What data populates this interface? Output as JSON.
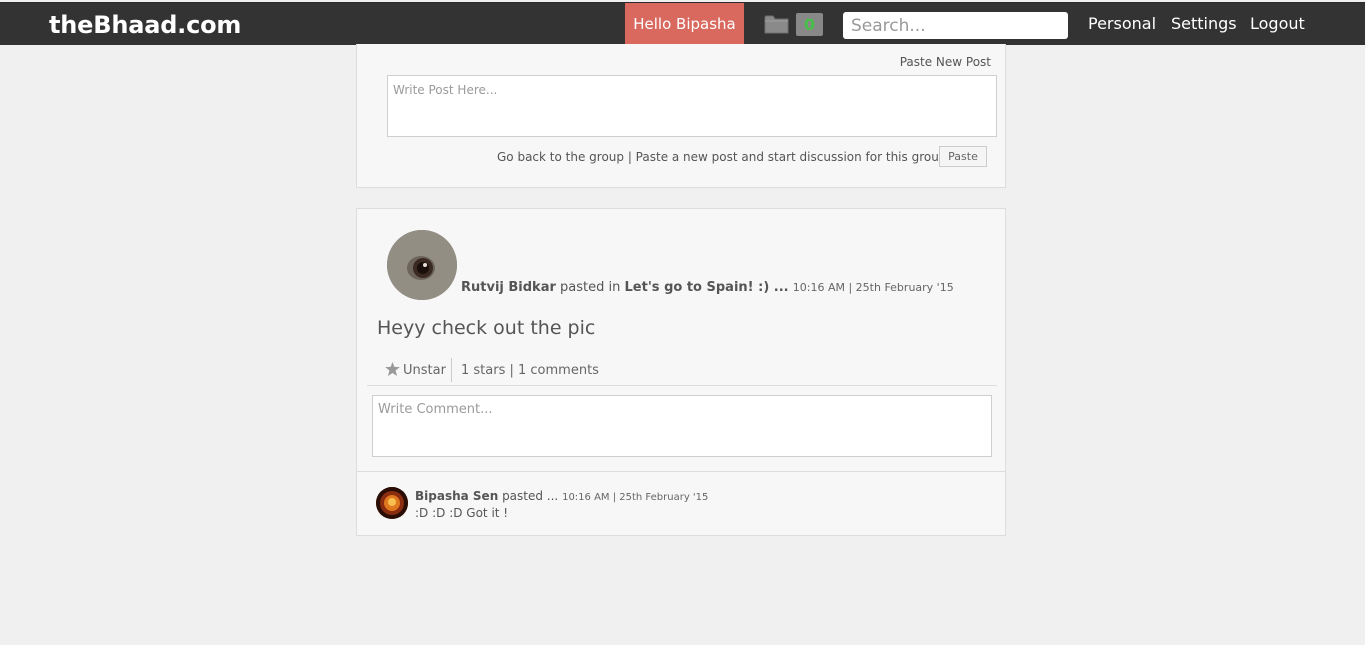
{
  "header": {
    "brand": "theBhaad.com",
    "greeting": "Hello Bipasha",
    "notifications_count": "0",
    "search_placeholder": "Search...",
    "nav": {
      "personal": "Personal",
      "settings": "Settings",
      "logout": "Logout"
    },
    "colors": {
      "bar": "#333333",
      "greeting_bg": "#d9695e",
      "count_text": "#48c048"
    }
  },
  "new_post": {
    "label": "Paste New Post",
    "placeholder": "Write Post Here...",
    "hint": "Go back to the group | Paste a new post and start discussion for this group!",
    "button": "Paste"
  },
  "post": {
    "author": "Rutvij Bidkar",
    "verb": "pasted in",
    "group": "Let's go to Spain! :) ...",
    "time": "10:16 AM | 25th February '15",
    "body": "Heyy check out the pic",
    "star_icon": "star-icon",
    "unstar_label": "Unstar",
    "stats": "1 stars | 1 comments",
    "comment_placeholder": "Write Comment..."
  },
  "comment": {
    "author": "Bipasha Sen",
    "verb": "pasted ...",
    "time": "10:16 AM | 25th February '15",
    "text": ":D :D :D Got it !"
  }
}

----

Without the pictures, output the full listing exactly as it stands.

What data populates this interface? Output as JSON.
{
  "header": {
    "brand": "theBhaad.com",
    "greeting": "Hello Bipasha",
    "notifications_count": "0",
    "search_placeholder": "Search...",
    "nav": {
      "personal": "Personal",
      "settings": "Settings",
      "logout": "Logout"
    },
    "colors": {
      "bar": "#333333",
      "greeting_bg": "#d9695e",
      "count_text": "#48c048"
    }
  },
  "new_post": {
    "label": "Paste New Post",
    "placeholder": "Write Post Here...",
    "hint": "Go back to the group | Paste a new post and start discussion for this group!",
    "button": "Paste"
  },
  "post": {
    "author": "Rutvij Bidkar",
    "verb": "pasted in",
    "group": "Let's go to Spain! :) ...",
    "time": "10:16 AM | 25th February '15",
    "body": "Heyy check out the pic",
    "star_icon": "star-icon",
    "unstar_label": "Unstar",
    "stats": "1 stars | 1 comments",
    "comment_placeholder": "Write Comment..."
  },
  "comment": {
    "author": "Bipasha Sen",
    "verb": "pasted ...",
    "time": "10:16 AM | 25th February '15",
    "text": ":D :D :D Got it !"
  }
}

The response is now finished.